Text section:
•••••

G'day, you mob. Pete here. And this is another episode of Aussie English, the number one place for anyone and everyone wanting to learn Australian English. So today I have a Goss episode for you where I sit down with my old man, my father, Ian Smissen, and we talk about the week's news weather locally down under here in Australia or non-locally, overseas in other parts of the world. Okay. And we sometimes also talk about whatever comes to mind, right? If we can think of something interesting to share with you guys related to us or Australia, we also talk about that in the Goss.

So these episodes are specifically designed to try and give you content about many different topics where we're obviously speaking in English and there are multiple people having a natural and spontaneous conversation in English. So it is particularly good to improve your listening skills. In order to complement that, though, I really recommend that you join the podcast membership or the Academy membership at Aussie english.com to where you will get access to the full transcripts of these episodes, the PDFs, the downloads, and you can also use the online PDF reader to read and listen at the same time. Okay, so if you really, really want to improve your listening skills fast, get the transcript, listen and read at the same time. Keep practising. And that is the quickest way to level up your English. Anyway, I've been rabbiting on a bit. I've been talking a bit. Let's just get into this episode, guys. Smack the bird and let's get into it.

All right. Here we are, back on the couch.

Back on the couch? Yeah. You can't use that. That's already. The title's already been used for a football show.

Is it on the couch?

Yeah.

So we are doing some more Goss episodes.

Can open.

Um, what do you want to do first, Dad? Is there a topic you want to talk about? It doesn't have to be a news story. Um.

Oh, well, it's sort of semi news now. Old news. But the Matildas.

Yeah, we can talk about the Matildas. Yeah. Sucked everyone in, huh?

Sucked everyone! Well, certainly in Australia.

That was amazing.

It was, yeah. For those who are completely unaware of women's football, we would call it soccer in Australia because we have so many football codes.

Every time anyone says that my wife Kel is like it's foot football and I'm like, 'Yeah, but it's just too confusing. No one knows what you're talking about if you say football..'

Yes.

And it's the same, I imagine, in the US. Yeah. So that's why they use soccer. And they have there football is gridiron, right?

Yeah, exactly.

But if you are in the UK, I'm not sure. Do they just say football? They they would never say soccer. No. Yeah. But they don't have any other option. Well they got rugby.

I got rugby union.. Rugby league. Yeah.

Yeah. It is weird. You look up 'footy, slang term, Australia' and it's like Australian rules football, rugby union and league and soccer and you just like God.

•••••

Recorded data:
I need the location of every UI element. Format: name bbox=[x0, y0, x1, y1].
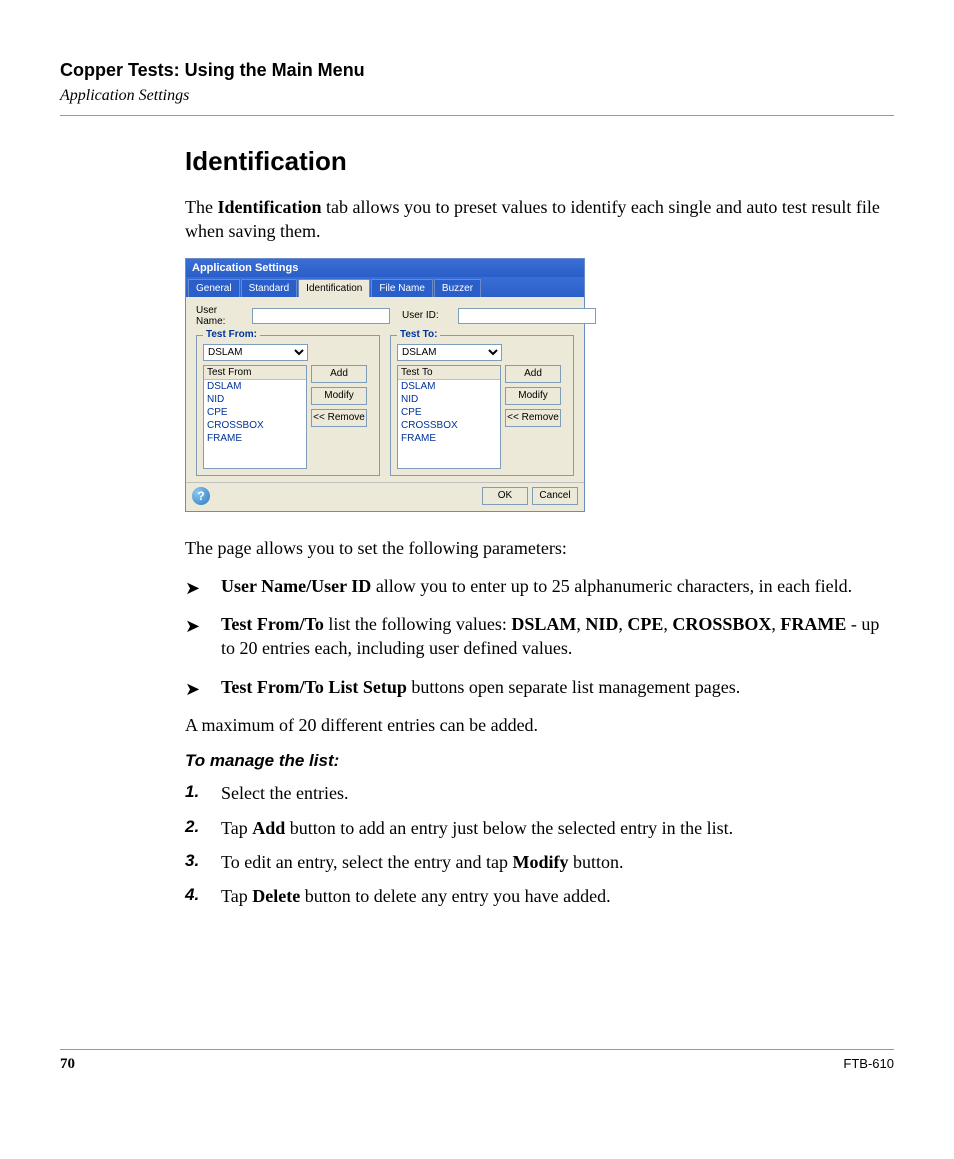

•••••

What you have to do:
Carry the Aussie English podcast conversation further, starting right after its last line.

Reply:
Yeah. Although it tends not to get used for soccer so much but yeah, but yes, for, for those of you who are being completely oblivious to the Women's World Cup, the Australian team, nicknamed the Matildas, have exceeded all expectations. Not just in performance but in coverage and popularity during the tournament. They broke all time TV records, biggest crowds ever for a women's World Cup. So it's quite amazing.

For a male World Cup as well?

Yeah. Well, not a male World Cup, but.

But in Australia..

Or we never had one. Yeah. Okay.

Because I was going to say, I don't remember ever having this kind of a kerfuffle about..

No. And I think partly it's because it was in Australia as well that obviously all the games are in Australia and New Zealand. Yeah, the majority in Australia. And with them being successful they just got on a popularity roll. And the media was just filled with it. The obsession for a 3 or 4 week period was outrageous.

What do you think? What do you think changed? Just the fact that it was here locally? Do you think if they had been playing overseas in, say, Qatar or Colombia or something anywhere?

Yeah.

Be nowhere near as sort of interesting for the Australian population?

I think it would have been, there still would have been good coverage of it and there would have been a lot of people interested. But being in Australia I think just made a difference because the Australian press were all over it.

Yeah.

Whereas the, it would have just been the specialist football sports media that would have been covering it if it was anywhere else in the world. But the general media was, independently of Australia, doing well. The general media was covering the fact that we had a World Cup in Australia and New Zealand. And then you add the layer of Australia doing really well and it just sort of went out of control.

Why do you think we just have never gotten into soccer anywhere near as much as our other sports, at least at a national level? Because the ironic thing is like, I need to obviously preface it with, soccer is the most played club sport in Australia, as far as I'm aware.

And as a junior sport.

The highest number of participating kids.

Soccer and basketball are the two most.

Yeah. And yet they just don't seem anywhere near as popular when you turn the TV on.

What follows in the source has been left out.